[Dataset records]

--

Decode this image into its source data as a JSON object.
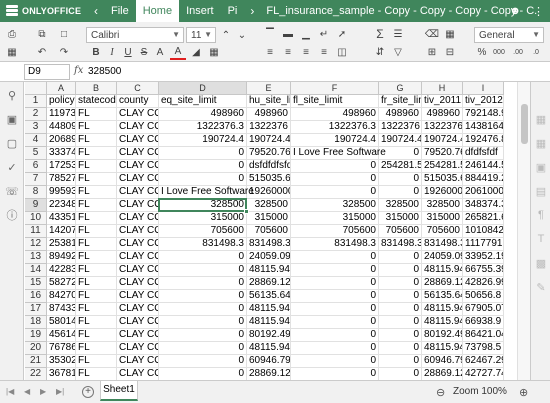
{
  "app": {
    "brand": "ONLYOFFICE",
    "doc_title": "FL_insurance_sample - Copy - Copy - Copy - Copy - C...",
    "menu_tabs": [
      {
        "label": "File",
        "active": false
      },
      {
        "label": "Home",
        "active": true
      },
      {
        "label": "Insert",
        "active": false
      },
      {
        "label": "Pi",
        "active": false
      }
    ]
  },
  "toolbar": {
    "font_name": "Calibri",
    "font_size": "11",
    "number_format": "General",
    "bold": "B",
    "italic": "I",
    "underline": "U",
    "strike": "S",
    "superscript": "A",
    "font_color": "A",
    "sigma": "Σ",
    "percent": "%",
    "thousands": "000",
    "dec_inc": ".00",
    "dec_dec": ".0"
  },
  "formula_bar": {
    "cell_ref": "D9",
    "fx": "fx",
    "value": "328500"
  },
  "columns": [
    "A",
    "B",
    "C",
    "D",
    "E",
    "F",
    "G",
    "H",
    "I"
  ],
  "rows": [
    {
      "n": "1",
      "cells": [
        "policyID",
        "statecode",
        "county",
        "eq_site_limit",
        "hu_site_lir",
        "fl_site_limit",
        "fr_site_lim",
        "tiv_2011",
        "tiv_2012"
      ]
    },
    {
      "n": "2",
      "cells": [
        "119736",
        "FL",
        "CLAY COUI",
        "498960",
        "498960",
        "498960",
        "498960",
        "498960",
        "792148.9"
      ]
    },
    {
      "n": "3",
      "cells": [
        "448094",
        "FL",
        "CLAY COUI",
        "1322376.3",
        "1322376",
        "1322376.3",
        "1322376",
        "1322376",
        "1438164"
      ]
    },
    {
      "n": "4",
      "cells": [
        "206893",
        "FL",
        "CLAY COUI",
        "190724.4",
        "190724.4",
        "190724.4",
        "190724.4",
        "190724.4",
        "192476.8"
      ]
    },
    {
      "n": "5",
      "cells": [
        "333743",
        "FL",
        "CLAY COUI",
        "0",
        "79520.76",
        "I Love Free Software",
        "",
        "0",
        "79520.76",
        "dfdfsfdf"
      ]
    },
    {
      "n": "6",
      "cells": [
        "172534",
        "FL",
        "CLAY COUI",
        "0",
        "dsfdfdfsfdf",
        "0",
        "254281.5",
        "254281.5",
        "246144.5"
      ]
    },
    {
      "n": "7",
      "cells": [
        "785275",
        "FL",
        "CLAY COUI",
        "0",
        "515035.6",
        "0",
        "0",
        "515035.6",
        "884419.2"
      ]
    },
    {
      "n": "8",
      "cells": [
        "995932",
        "FL",
        "CLAY COUI",
        "I Love Free Software",
        "19260000",
        "0",
        "0",
        "19260000",
        "20610000"
      ]
    },
    {
      "n": "9",
      "cells": [
        "223488",
        "FL",
        "CLAY COUI",
        "328500",
        "328500",
        "328500",
        "328500",
        "328500",
        "348374.3"
      ]
    },
    {
      "n": "10",
      "cells": [
        "433512",
        "FL",
        "CLAY COUI",
        "315000",
        "315000",
        "315000",
        "315000",
        "315000",
        "265821.6"
      ]
    },
    {
      "n": "11",
      "cells": [
        "142071",
        "FL",
        "CLAY COUI",
        "705600",
        "705600",
        "705600",
        "705600",
        "705600",
        "1010842"
      ]
    },
    {
      "n": "12",
      "cells": [
        "253816",
        "FL",
        "CLAY COUI",
        "831498.3",
        "831498.3",
        "831498.3",
        "831498.3",
        "831498.3",
        "1117791"
      ]
    },
    {
      "n": "13",
      "cells": [
        "894922",
        "FL",
        "CLAY COUI",
        "0",
        "24059.09",
        "0",
        "0",
        "24059.09",
        "33952.19"
      ]
    },
    {
      "n": "14",
      "cells": [
        "422834",
        "FL",
        "CLAY COUI",
        "0",
        "48115.94",
        "0",
        "0",
        "48115.94",
        "66755.39"
      ]
    },
    {
      "n": "15",
      "cells": [
        "582721",
        "FL",
        "CLAY COUI",
        "0",
        "28869.12",
        "0",
        "0",
        "28869.12",
        "42826.99"
      ]
    },
    {
      "n": "16",
      "cells": [
        "842700",
        "FL",
        "CLAY COUI",
        "0",
        "56135.64",
        "0",
        "0",
        "56135.64",
        "50656.8"
      ]
    },
    {
      "n": "17",
      "cells": [
        "874333",
        "FL",
        "CLAY COUI",
        "0",
        "48115.94",
        "0",
        "0",
        "48115.94",
        "67905.07"
      ]
    },
    {
      "n": "18",
      "cells": [
        "580146",
        "FL",
        "CLAY COUI",
        "0",
        "48115.94",
        "0",
        "0",
        "48115.94",
        "66938.9"
      ]
    },
    {
      "n": "19",
      "cells": [
        "456149",
        "FL",
        "CLAY COUI",
        "0",
        "80192.49",
        "0",
        "0",
        "80192.49",
        "86421.04"
      ]
    },
    {
      "n": "20",
      "cells": [
        "767862",
        "FL",
        "CLAY COUI",
        "0",
        "48115.94",
        "0",
        "0",
        "48115.94",
        "73798.5"
      ]
    },
    {
      "n": "21",
      "cells": [
        "353022",
        "FL",
        "CLAY COUI",
        "0",
        "60946.79",
        "0",
        "0",
        "60946.79",
        "62467.29"
      ]
    },
    {
      "n": "22",
      "cells": [
        "367814",
        "FL",
        "CLAY COUI",
        "0",
        "28869.12",
        "0",
        "0",
        "28869.12",
        "42727.74"
      ]
    }
  ],
  "status": {
    "sheet_name": "Sheet1",
    "zoom": "Zoom 100%"
  },
  "colors": {
    "accent": "#40865c",
    "header_bg": "#f4f4f4",
    "toolbar_bg": "#f1f1f1"
  }
}
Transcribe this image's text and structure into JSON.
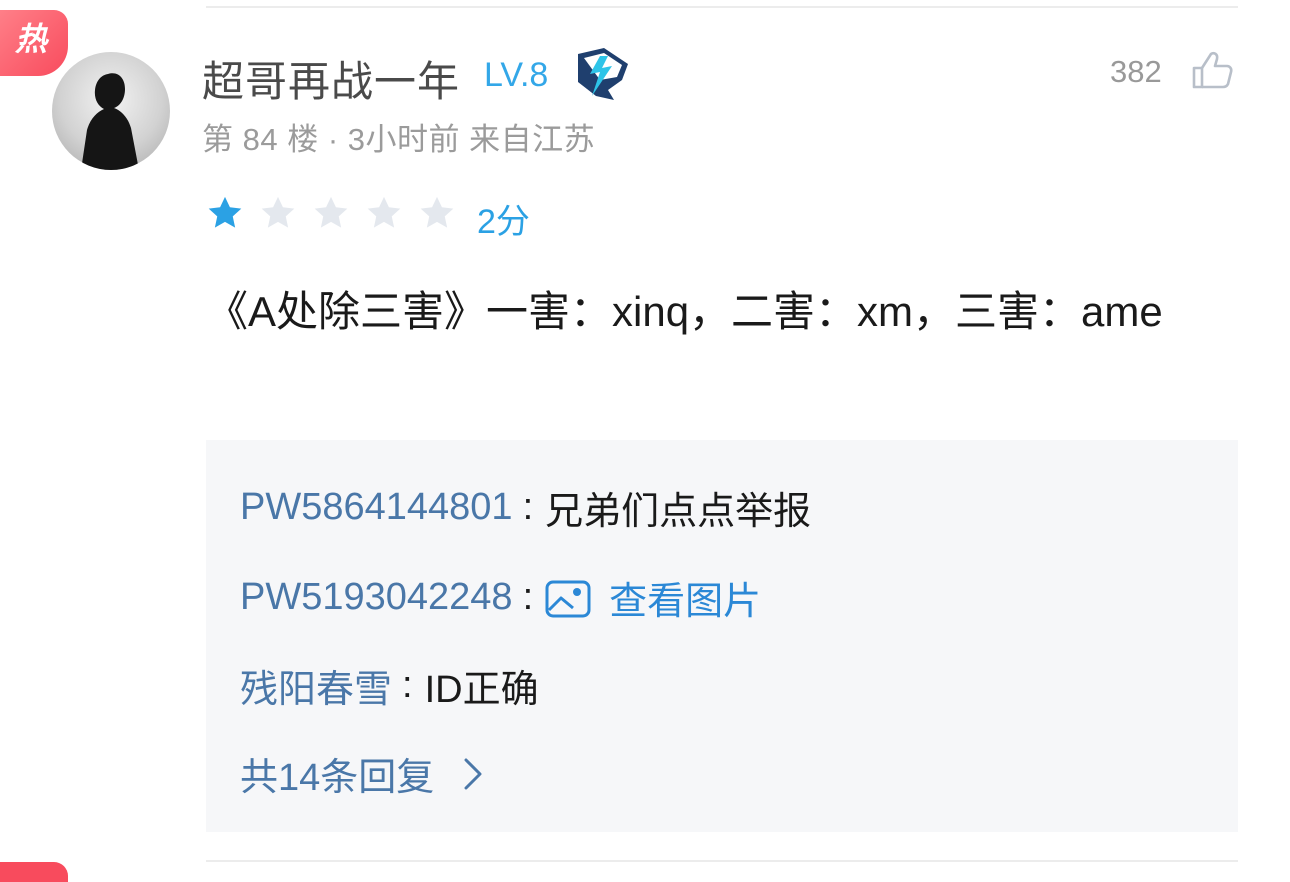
{
  "badge": {
    "label": "热"
  },
  "user": {
    "name": "超哥再战一年",
    "level": "LV.8"
  },
  "meta": {
    "text": "第 84 楼 · 3小时前  来自江苏"
  },
  "likes": {
    "count": "382"
  },
  "rating": {
    "value": 1,
    "max": 5,
    "label": "2分",
    "filled_color": "#2ba1e4",
    "empty_color": "#e4e8ee"
  },
  "comment": {
    "text": "《A处除三害》一害：xinq，二害：xm，三害：ame"
  },
  "replies": [
    {
      "author": "PW5864144801",
      "separator": ":",
      "text": "兄弟们点点举报",
      "type": "text"
    },
    {
      "author": "PW5193042248",
      "separator": ":",
      "text": "查看图片",
      "type": "image"
    },
    {
      "author": "残阳春雪",
      "separator": ":",
      "text": "ID正确",
      "type": "text"
    }
  ],
  "more_replies": {
    "label": "共14条回复"
  },
  "icons": {
    "like": "thumbs-up-icon",
    "image": "image-icon",
    "chevron": "chevron-right-icon",
    "medal": "medal-icon"
  },
  "colors": {
    "hot_badge": "#f84b5d",
    "level": "#33a7e8",
    "reply_author": "#4a77a8",
    "link": "#2b88d6"
  }
}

--

Aim – Print the complete listing exactly as it stands, without its pictures.

Reply to the exercise –
Decode this image into its source data as a JSON object.
{
  "app": {
    "brand": "ONLYOFFICE",
    "doc_title": "FL_insurance_sample - Copy - Copy - Copy - Copy - C...",
    "menu_tabs": [
      {
        "label": "File",
        "active": false
      },
      {
        "label": "Home",
        "active": true
      },
      {
        "label": "Insert",
        "active": false
      },
      {
        "label": "Pi",
        "active": false
      }
    ]
  },
  "toolbar": {
    "font_name": "Calibri",
    "font_size": "11",
    "number_format": "General",
    "bold": "B",
    "italic": "I",
    "underline": "U",
    "strike": "S",
    "superscript": "A",
    "font_color": "A",
    "sigma": "Σ",
    "percent": "%",
    "thousands": "000",
    "dec_inc": ".00",
    "dec_dec": ".0"
  },
  "formula_bar": {
    "cell_ref": "D9",
    "fx": "fx",
    "value": "328500"
  },
  "columns": [
    "A",
    "B",
    "C",
    "D",
    "E",
    "F",
    "G",
    "H",
    "I"
  ],
  "rows": [
    {
      "n": "1",
      "cells": [
        "policyID",
        "statecode",
        "county",
        "eq_site_limit",
        "hu_site_lir",
        "fl_site_limit",
        "fr_site_lim",
        "tiv_2011",
        "tiv_2012"
      ]
    },
    {
      "n": "2",
      "cells": [
        "119736",
        "FL",
        "CLAY COUI",
        "498960",
        "498960",
        "498960",
        "498960",
        "498960",
        "792148.9"
      ]
    },
    {
      "n": "3",
      "cells": [
        "448094",
        "FL",
        "CLAY COUI",
        "1322376.3",
        "1322376",
        "1322376.3",
        "1322376",
        "1322376",
        "1438164"
      ]
    },
    {
      "n": "4",
      "cells": [
        "206893",
        "FL",
        "CLAY COUI",
        "190724.4",
        "190724.4",
        "190724.4",
        "190724.4",
        "190724.4",
        "192476.8"
      ]
    },
    {
      "n": "5",
      "cells": [
        "333743",
        "FL",
        "CLAY COUI",
        "0",
        "79520.76",
        "I Love Free Software",
        "",
        "0",
        "79520.76",
        "dfdfsfdf"
      ]
    },
    {
      "n": "6",
      "cells": [
        "172534",
        "FL",
        "CLAY COUI",
        "0",
        "dsfdfdfsfdf",
        "0",
        "254281.5",
        "254281.5",
        "246144.5"
      ]
    },
    {
      "n": "7",
      "cells": [
        "785275",
        "FL",
        "CLAY COUI",
        "0",
        "515035.6",
        "0",
        "0",
        "515035.6",
        "884419.2"
      ]
    },
    {
      "n": "8",
      "cells": [
        "995932",
        "FL",
        "CLAY COUI",
        "I Love Free Software",
        "19260000",
        "0",
        "0",
        "19260000",
        "20610000"
      ]
    },
    {
      "n": "9",
      "cells": [
        "223488",
        "FL",
        "CLAY COUI",
        "328500",
        "328500",
        "328500",
        "328500",
        "328500",
        "348374.3"
      ]
    },
    {
      "n": "10",
      "cells": [
        "433512",
        "FL",
        "CLAY COUI",
        "315000",
        "315000",
        "315000",
        "315000",
        "315000",
        "265821.6"
      ]
    },
    {
      "n": "11",
      "cells": [
        "142071",
        "FL",
        "CLAY COUI",
        "705600",
        "705600",
        "705600",
        "705600",
        "705600",
        "1010842"
      ]
    },
    {
      "n": "12",
      "cells": [
        "253816",
        "FL",
        "CLAY COUI",
        "831498.3",
        "831498.3",
        "831498.3",
        "831498.3",
        "831498.3",
        "1117791"
      ]
    },
    {
      "n": "13",
      "cells": [
        "894922",
        "FL",
        "CLAY COUI",
        "0",
        "24059.09",
        "0",
        "0",
        "24059.09",
        "33952.19"
      ]
    },
    {
      "n": "14",
      "cells": [
        "422834",
        "FL",
        "CLAY COUI",
        "0",
        "48115.94",
        "0",
        "0",
        "48115.94",
        "66755.39"
      ]
    },
    {
      "n": "15",
      "cells": [
        "582721",
        "FL",
        "CLAY COUI",
        "0",
        "28869.12",
        "0",
        "0",
        "28869.12",
        "42826.99"
      ]
    },
    {
      "n": "16",
      "cells": [
        "842700",
        "FL",
        "CLAY COUI",
        "0",
        "56135.64",
        "0",
        "0",
        "56135.64",
        "50656.8"
      ]
    },
    {
      "n": "17",
      "cells": [
        "874333",
        "FL",
        "CLAY COUI",
        "0",
        "48115.94",
        "0",
        "0",
        "48115.94",
        "67905.07"
      ]
    },
    {
      "n": "18",
      "cells": [
        "580146",
        "FL",
        "CLAY COUI",
        "0",
        "48115.94",
        "0",
        "0",
        "48115.94",
        "66938.9"
      ]
    },
    {
      "n": "19",
      "cells": [
        "456149",
        "FL",
        "CLAY COUI",
        "0",
        "80192.49",
        "0",
        "0",
        "80192.49",
        "86421.04"
      ]
    },
    {
      "n": "20",
      "cells": [
        "767862",
        "FL",
        "CLAY COUI",
        "0",
        "48115.94",
        "0",
        "0",
        "48115.94",
        "73798.5"
      ]
    },
    {
      "n": "21",
      "cells": [
        "353022",
        "FL",
        "CLAY COUI",
        "0",
        "60946.79",
        "0",
        "0",
        "60946.79",
        "62467.29"
      ]
    },
    {
      "n": "22",
      "cells": [
        "367814",
        "FL",
        "CLAY COUI",
        "0",
        "28869.12",
        "0",
        "0",
        "28869.12",
        "42727.74"
      ]
    }
  ],
  "status": {
    "sheet_name": "Sheet1",
    "zoom": "Zoom 100%"
  },
  "colors": {
    "accent": "#40865c",
    "header_bg": "#f4f4f4",
    "toolbar_bg": "#f1f1f1"
  }
}
Transcribe this image's text and structure into JSON.
{
  "badge": {
    "label": "热"
  },
  "user": {
    "name": "超哥再战一年",
    "level": "LV.8"
  },
  "meta": {
    "text": "第 84 楼 · 3小时前  来自江苏"
  },
  "likes": {
    "count": "382"
  },
  "rating": {
    "value": 1,
    "max": 5,
    "label": "2分",
    "filled_color": "#2ba1e4",
    "empty_color": "#e4e8ee"
  },
  "comment": {
    "text": "《A处除三害》一害：xinq，二害：xm，三害：ame"
  },
  "replies": [
    {
      "author": "PW5864144801",
      "separator": ":",
      "text": "兄弟们点点举报",
      "type": "text"
    },
    {
      "author": "PW5193042248",
      "separator": ":",
      "text": "查看图片",
      "type": "image"
    },
    {
      "author": "残阳春雪",
      "separator": ":",
      "text": "ID正确",
      "type": "text"
    }
  ],
  "more_replies": {
    "label": "共14条回复"
  },
  "icons": {
    "like": "thumbs-up-icon",
    "image": "image-icon",
    "chevron": "chevron-right-icon",
    "medal": "medal-icon"
  },
  "colors": {
    "hot_badge": "#f84b5d",
    "level": "#33a7e8",
    "reply_author": "#4a77a8",
    "link": "#2b88d6"
  }
}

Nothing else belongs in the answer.